● GIVEN TEXT:
+ + + + +
A More Optimized Implementation
In contests, milliseconds matter. Here's a faster implementation that uses bit-reversal and iterative FFT:
#include <bits/stdc++.h>
using namespace std;
typedef complex<double> cd;
const double PI = acos(-1);
int reverse(int num, int lg_n) {
int res = 0;
for (int i = 0; i < lg_n; i++) {
if (num & (1 << i))
res |= 1 << (lg_n - 1 - i);
}
return res;
}
void fft(vector<cd> & a, bool invert) {
int n = a.size();
int lg_n = 0;
while ((1 << lg_n) < n) lg_n++;
for (int i = 0; i < n; i++) {
if (i < reverse(i, lg_n))
swap(a[i], a[reverse(i, lg_n)]);
}
for (int len = 2; len <= n; len <<= 1) {
double ang = 2 * PI / len * (invert ? -1 : 1);
cd wlen(cos(ang), sin(ang));
for (int i = 0; i < n; i += len) {
cd w(1);
for (int j = 0; j < len / 2; j++) {
cd u = a[i+j], v = a[i+j+len/2] * w;
a[i+j] = u + v;
a[i+j+len/2] = u - v;
w *= wlen;
}
}
}
if (invert) {
for (cd & x : a)
x /= n;
}
}
vector<int> multiply(vector<int> const& a, vector<int> const& b) {
vector<cd> fa(a.begin(), a.end()), fb(b.begin(), b.end());
int n = 1;
while (n < a.size() + b.size())
+ + + + +
● OBJECTIVE A: Translate the sentence "In contests, milliseconds matter." from the FFT text into German.
The FFT code has no connection to the listing.

● ROWS:
+ + + + +
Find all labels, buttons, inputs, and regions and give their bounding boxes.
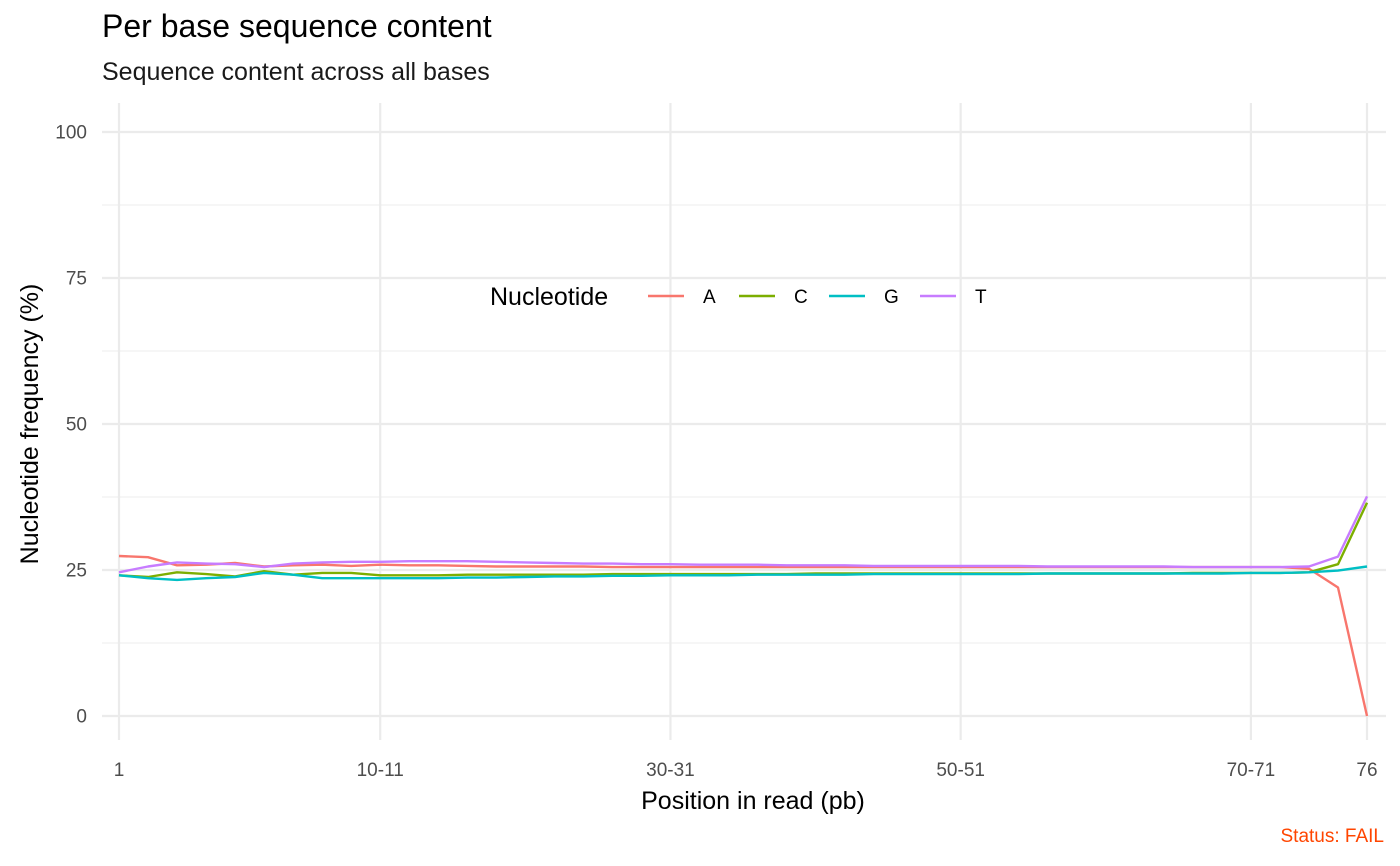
+ + + + +
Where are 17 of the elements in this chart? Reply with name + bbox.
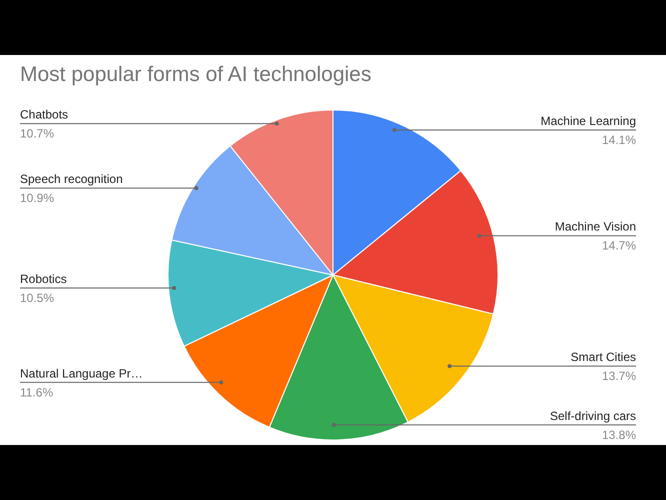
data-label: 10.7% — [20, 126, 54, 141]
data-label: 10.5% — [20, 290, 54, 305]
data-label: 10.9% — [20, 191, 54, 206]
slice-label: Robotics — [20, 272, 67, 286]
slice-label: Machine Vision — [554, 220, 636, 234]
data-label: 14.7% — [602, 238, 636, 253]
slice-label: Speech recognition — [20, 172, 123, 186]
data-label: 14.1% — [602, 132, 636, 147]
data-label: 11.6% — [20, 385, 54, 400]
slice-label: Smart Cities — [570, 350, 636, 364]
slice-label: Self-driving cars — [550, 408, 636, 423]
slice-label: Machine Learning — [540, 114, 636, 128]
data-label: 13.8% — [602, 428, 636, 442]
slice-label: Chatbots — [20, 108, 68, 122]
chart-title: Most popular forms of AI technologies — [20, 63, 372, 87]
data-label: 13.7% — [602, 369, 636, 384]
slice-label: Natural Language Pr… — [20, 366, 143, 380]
+ + + + +
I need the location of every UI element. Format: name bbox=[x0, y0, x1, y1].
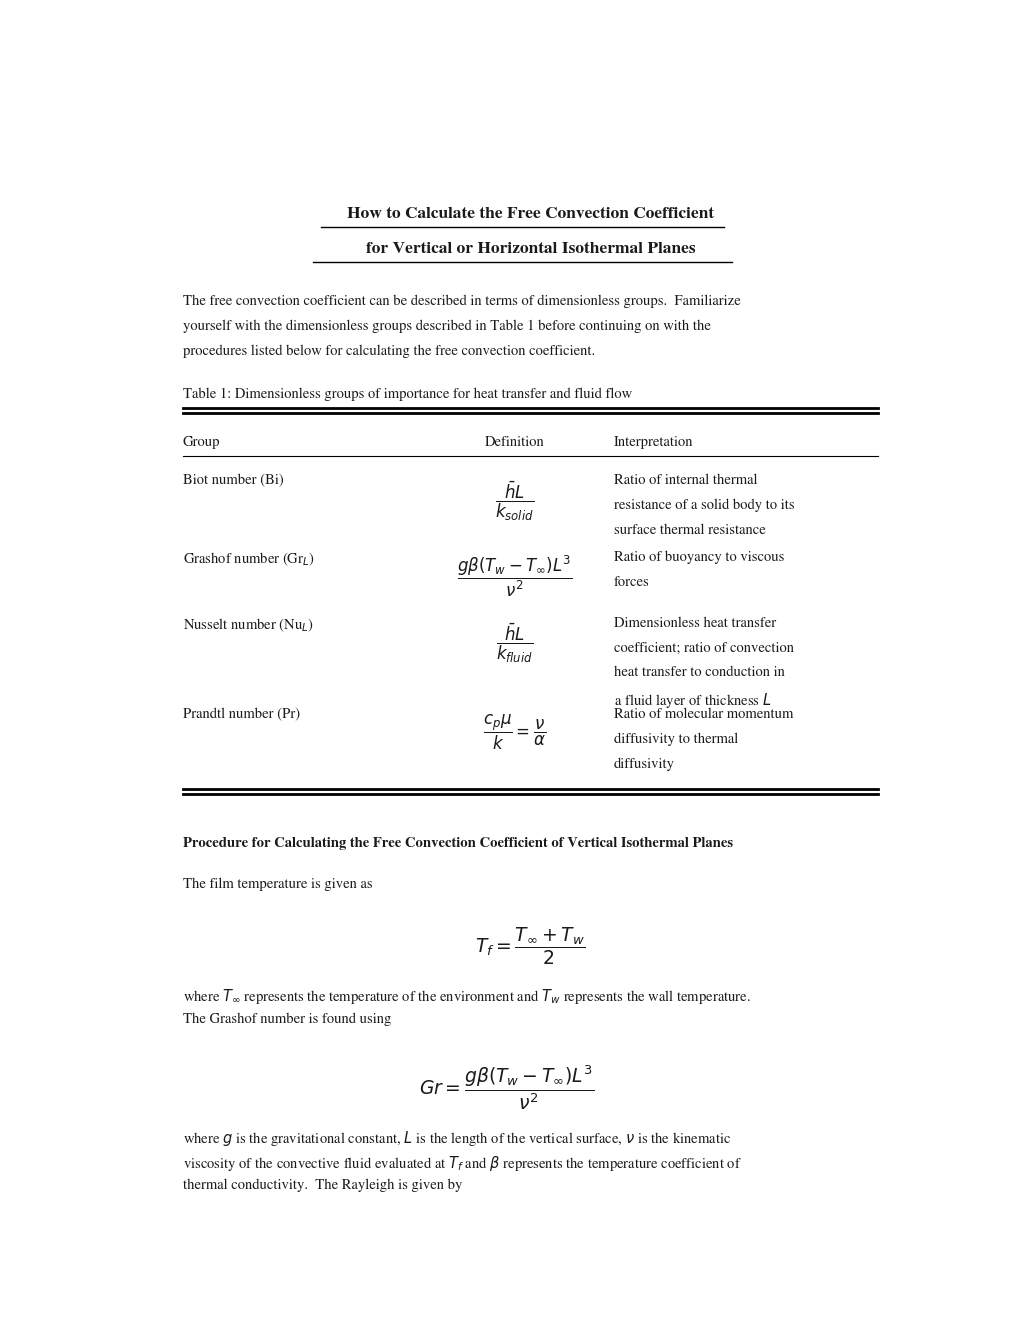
+ + + + +
● OBJECTIVE B: Write out the listing lines from the line with "Where are 17" to the line with "slice-label: Natural Language", both included, without the pictures.

● COMPLETE ANSWER A: Bei Wettbewerben zählen Millisekunden.

● COMPLETE ANSWER B:
Where are 17 of the elements in this chart? Reply with name + bbox.
data-label: 10.7% — [20, 126, 54, 141]
data-label: 10.5% — [20, 290, 54, 305]
data-label: 10.9% — [20, 191, 54, 206]
slice-label: Robotics — [20, 272, 67, 286]
slice-label: Machine Vision — [554, 220, 636, 234]
data-label: 14.7% — [602, 238, 636, 253]
slice-label: Speech recognition — [20, 172, 123, 186]
data-label: 14.1% — [602, 132, 636, 147]
data-label: 11.6% — [20, 385, 54, 400]
slice-label: Smart Cities — [570, 350, 636, 364]
slice-label: Self-driving cars — [550, 408, 636, 423]
slice-label: Machine Learning — [540, 114, 636, 128]
data-label: 13.8% — [602, 428, 636, 442]
slice-label: Chatbots — [20, 108, 68, 122]
chart-title: Most popular forms of AI technologies — [20, 63, 372, 87]
data-label: 13.7% — [602, 369, 636, 384]
slice-label: Natural Language Pr… — [20, 366, 143, 380]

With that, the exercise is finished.